Note each line that includes the word "altro". Copy those lines.

● Dataset rows:
·····
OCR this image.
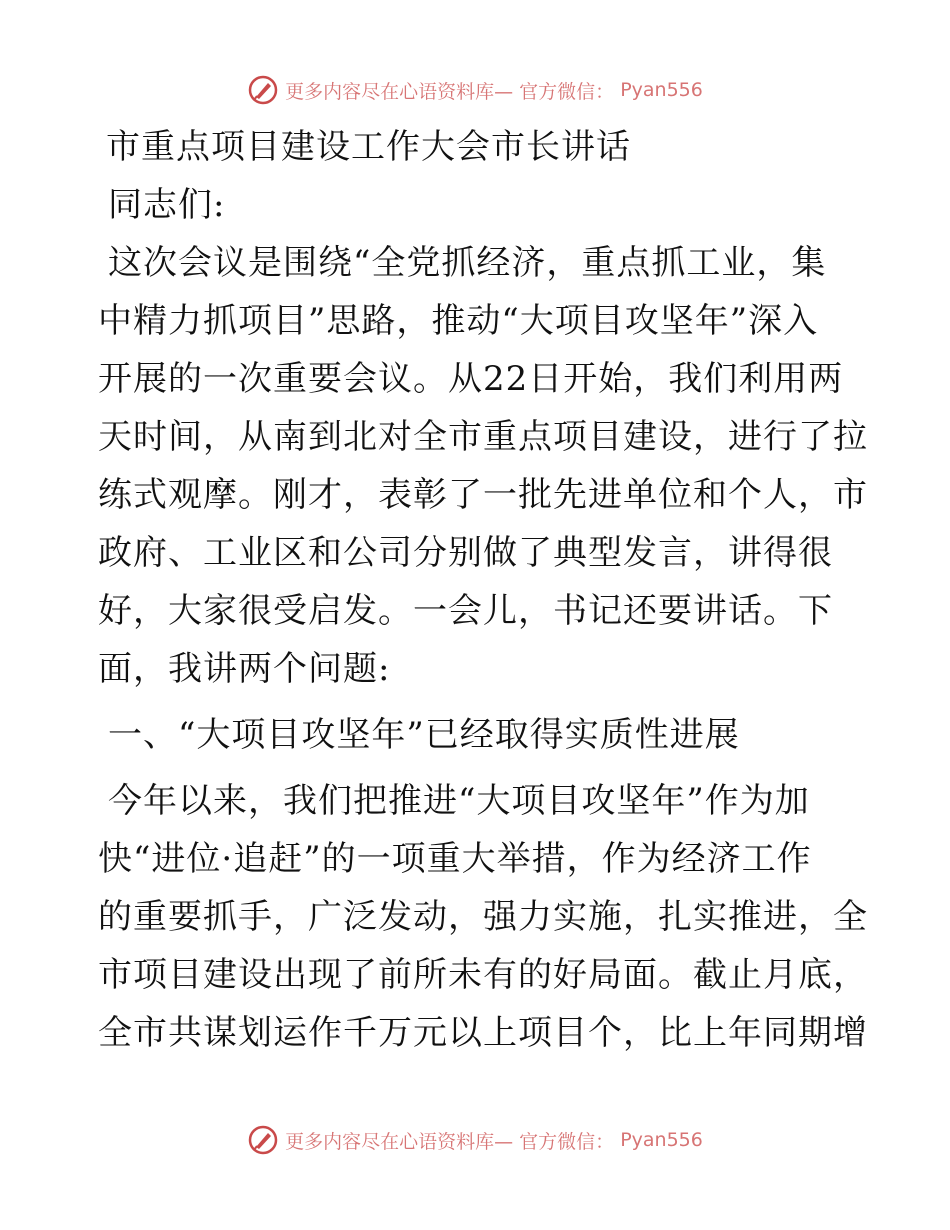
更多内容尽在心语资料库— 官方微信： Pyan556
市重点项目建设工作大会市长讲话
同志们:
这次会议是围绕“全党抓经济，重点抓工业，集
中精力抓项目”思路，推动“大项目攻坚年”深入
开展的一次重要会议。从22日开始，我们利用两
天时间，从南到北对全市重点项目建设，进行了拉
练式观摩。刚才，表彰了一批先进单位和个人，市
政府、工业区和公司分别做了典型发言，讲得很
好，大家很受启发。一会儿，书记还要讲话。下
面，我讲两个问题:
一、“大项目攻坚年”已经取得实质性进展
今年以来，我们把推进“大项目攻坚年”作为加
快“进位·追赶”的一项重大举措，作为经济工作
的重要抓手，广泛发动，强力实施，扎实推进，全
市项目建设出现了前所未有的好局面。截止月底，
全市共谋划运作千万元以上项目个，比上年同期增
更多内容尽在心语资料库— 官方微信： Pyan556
·····
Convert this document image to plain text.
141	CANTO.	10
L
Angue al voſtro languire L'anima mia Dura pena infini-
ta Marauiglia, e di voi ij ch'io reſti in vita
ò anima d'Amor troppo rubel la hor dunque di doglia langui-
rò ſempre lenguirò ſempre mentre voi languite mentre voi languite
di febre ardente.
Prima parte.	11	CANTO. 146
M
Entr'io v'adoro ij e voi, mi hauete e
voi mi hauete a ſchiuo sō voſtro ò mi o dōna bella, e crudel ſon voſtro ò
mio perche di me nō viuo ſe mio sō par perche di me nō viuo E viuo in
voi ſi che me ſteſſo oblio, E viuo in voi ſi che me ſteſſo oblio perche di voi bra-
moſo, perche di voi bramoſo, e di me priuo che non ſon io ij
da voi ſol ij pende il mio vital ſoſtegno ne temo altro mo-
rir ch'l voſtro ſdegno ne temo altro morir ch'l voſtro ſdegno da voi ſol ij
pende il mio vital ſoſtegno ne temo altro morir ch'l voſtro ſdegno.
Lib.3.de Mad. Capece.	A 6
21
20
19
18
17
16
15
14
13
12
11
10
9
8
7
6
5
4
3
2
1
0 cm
·····
● Complete output:
da voi ſol ij pende il mio vital ſoſtegno ne temo altro mo-
rir ch'l voſtro ſdegno ne temo altro morir ch'l voſtro ſdegno da voi ſol ij
pende il mio vital ſoſtegno ne temo altro morir ch'l voſtro ſdegno.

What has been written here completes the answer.